◆ Data records:
— START —

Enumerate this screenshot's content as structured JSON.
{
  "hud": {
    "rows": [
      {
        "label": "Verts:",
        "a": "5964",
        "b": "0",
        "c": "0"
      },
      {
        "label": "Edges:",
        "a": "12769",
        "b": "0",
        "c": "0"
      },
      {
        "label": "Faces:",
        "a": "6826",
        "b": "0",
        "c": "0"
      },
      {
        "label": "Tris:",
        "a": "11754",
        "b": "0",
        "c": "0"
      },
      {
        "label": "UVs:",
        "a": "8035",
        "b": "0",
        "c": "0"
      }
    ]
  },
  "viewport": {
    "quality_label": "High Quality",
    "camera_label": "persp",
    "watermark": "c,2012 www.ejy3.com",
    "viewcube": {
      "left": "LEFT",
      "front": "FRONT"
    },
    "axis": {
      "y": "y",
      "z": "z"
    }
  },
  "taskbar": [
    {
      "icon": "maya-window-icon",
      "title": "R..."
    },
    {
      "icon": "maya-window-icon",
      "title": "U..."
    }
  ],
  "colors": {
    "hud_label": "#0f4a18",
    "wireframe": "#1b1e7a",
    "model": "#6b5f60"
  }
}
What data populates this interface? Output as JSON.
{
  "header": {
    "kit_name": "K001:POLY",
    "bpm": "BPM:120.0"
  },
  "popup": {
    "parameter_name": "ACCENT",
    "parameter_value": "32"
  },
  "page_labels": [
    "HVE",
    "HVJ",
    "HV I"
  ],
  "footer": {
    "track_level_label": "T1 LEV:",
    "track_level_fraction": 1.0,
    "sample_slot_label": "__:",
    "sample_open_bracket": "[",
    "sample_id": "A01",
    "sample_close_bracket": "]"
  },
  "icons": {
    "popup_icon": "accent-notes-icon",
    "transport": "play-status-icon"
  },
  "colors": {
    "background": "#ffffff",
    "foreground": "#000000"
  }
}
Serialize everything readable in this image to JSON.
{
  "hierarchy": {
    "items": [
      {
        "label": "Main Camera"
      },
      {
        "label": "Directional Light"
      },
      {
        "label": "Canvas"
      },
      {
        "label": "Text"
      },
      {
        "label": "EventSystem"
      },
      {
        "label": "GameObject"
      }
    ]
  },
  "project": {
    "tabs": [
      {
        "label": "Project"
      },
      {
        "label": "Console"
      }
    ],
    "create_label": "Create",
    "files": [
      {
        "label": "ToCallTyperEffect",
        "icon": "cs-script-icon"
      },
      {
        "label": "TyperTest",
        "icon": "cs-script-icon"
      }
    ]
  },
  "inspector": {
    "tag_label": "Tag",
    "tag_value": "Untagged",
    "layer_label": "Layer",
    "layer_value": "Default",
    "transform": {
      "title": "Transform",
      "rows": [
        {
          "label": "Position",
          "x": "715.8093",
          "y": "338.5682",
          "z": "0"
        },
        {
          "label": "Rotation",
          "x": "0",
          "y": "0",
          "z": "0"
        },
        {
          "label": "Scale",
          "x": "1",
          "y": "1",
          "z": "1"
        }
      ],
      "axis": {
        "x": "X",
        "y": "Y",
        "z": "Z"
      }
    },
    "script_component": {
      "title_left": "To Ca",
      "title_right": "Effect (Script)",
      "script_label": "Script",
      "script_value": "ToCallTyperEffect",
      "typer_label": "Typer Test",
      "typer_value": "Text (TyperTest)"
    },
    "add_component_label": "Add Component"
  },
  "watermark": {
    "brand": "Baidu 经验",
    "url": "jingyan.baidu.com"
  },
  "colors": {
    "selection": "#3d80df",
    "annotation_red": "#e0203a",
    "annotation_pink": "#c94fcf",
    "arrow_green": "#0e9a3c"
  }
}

— END —

◆ EXERCISE DETAILS: Above are the records; retype every one exactly.

◆ OUTPUT BELOW:
Enumerate this screenshot's content as structured JSON.
{
  "hud": {
    "rows": [
      {
        "label": "Verts:",
        "a": "5964",
        "b": "0",
        "c": "0"
      },
      {
        "label": "Edges:",
        "a": "12769",
        "b": "0",
        "c": "0"
      },
      {
        "label": "Faces:",
        "a": "6826",
        "b": "0",
        "c": "0"
      },
      {
        "label": "Tris:",
        "a": "11754",
        "b": "0",
        "c": "0"
      },
      {
        "label": "UVs:",
        "a": "8035",
        "b": "0",
        "c": "0"
      }
    ]
  },
  "viewport": {
    "quality_label": "High Quality",
    "camera_label": "persp",
    "watermark": "c,2012 www.ejy3.com",
    "viewcube": {
      "left": "LEFT",
      "front": "FRONT"
    },
    "axis": {
      "y": "y",
      "z": "z"
    }
  },
  "taskbar": [
    {
      "icon": "maya-window-icon",
      "title": "R..."
    },
    {
      "icon": "maya-window-icon",
      "title": "U..."
    }
  ],
  "colors": {
    "hud_label": "#0f4a18",
    "wireframe": "#1b1e7a",
    "model": "#6b5f60"
  }
}
What data populates this interface? Output as JSON.
{
  "header": {
    "kit_name": "K001:POLY",
    "bpm": "BPM:120.0"
  },
  "popup": {
    "parameter_name": "ACCENT",
    "parameter_value": "32"
  },
  "page_labels": [
    "HVE",
    "HVJ",
    "HV I"
  ],
  "footer": {
    "track_level_label": "T1 LEV:",
    "track_level_fraction": 1.0,
    "sample_slot_label": "__:",
    "sample_open_bracket": "[",
    "sample_id": "A01",
    "sample_close_bracket": "]"
  },
  "icons": {
    "popup_icon": "accent-notes-icon",
    "transport": "play-status-icon"
  },
  "colors": {
    "background": "#ffffff",
    "foreground": "#000000"
  }
}
Serialize everything readable in this image to JSON.
{
  "hierarchy": {
    "items": [
      {
        "label": "Main Camera"
      },
      {
        "label": "Directional Light"
      },
      {
        "label": "Canvas"
      },
      {
        "label": "Text"
      },
      {
        "label": "EventSystem"
      },
      {
        "label": "GameObject"
      }
    ]
  },
  "project": {
    "tabs": [
      {
        "label": "Project"
      },
      {
        "label": "Console"
      }
    ],
    "create_label": "Create",
    "files": [
      {
        "label": "ToCallTyperEffect",
        "icon": "cs-script-icon"
      },
      {
        "label": "TyperTest",
        "icon": "cs-script-icon"
      }
    ]
  },
  "inspector": {
    "tag_label": "Tag",
    "tag_value": "Untagged",
    "layer_label": "Layer",
    "layer_value": "Default",
    "transform": {
      "title": "Transform",
      "rows": [
        {
          "label": "Position",
          "x": "715.8093",
          "y": "338.5682",
          "z": "0"
        },
        {
          "label": "Rotation",
          "x": "0",
          "y": "0",
          "z": "0"
        },
        {
          "label": "Scale",
          "x": "1",
          "y": "1",
          "z": "1"
        }
      ],
      "axis": {
        "x": "X",
        "y": "Y",
        "z": "Z"
      }
    },
    "script_component": {
      "title_left": "To Ca",
      "title_right": "Effect (Script)",
      "script_label": "Script",
      "script_value": "ToCallTyperEffect",
      "typer_label": "Typer Test",
      "typer_value": "Text (TyperTest)"
    },
    "add_component_label": "Add Component"
  },
  "watermark": {
    "brand": "Baidu 经验",
    "url": "jingyan.baidu.com"
  },
  "colors": {
    "selection": "#3d80df",
    "annotation_red": "#e0203a",
    "annotation_pink": "#c94fcf",
    "arrow_green": "#0e9a3c"
  }
}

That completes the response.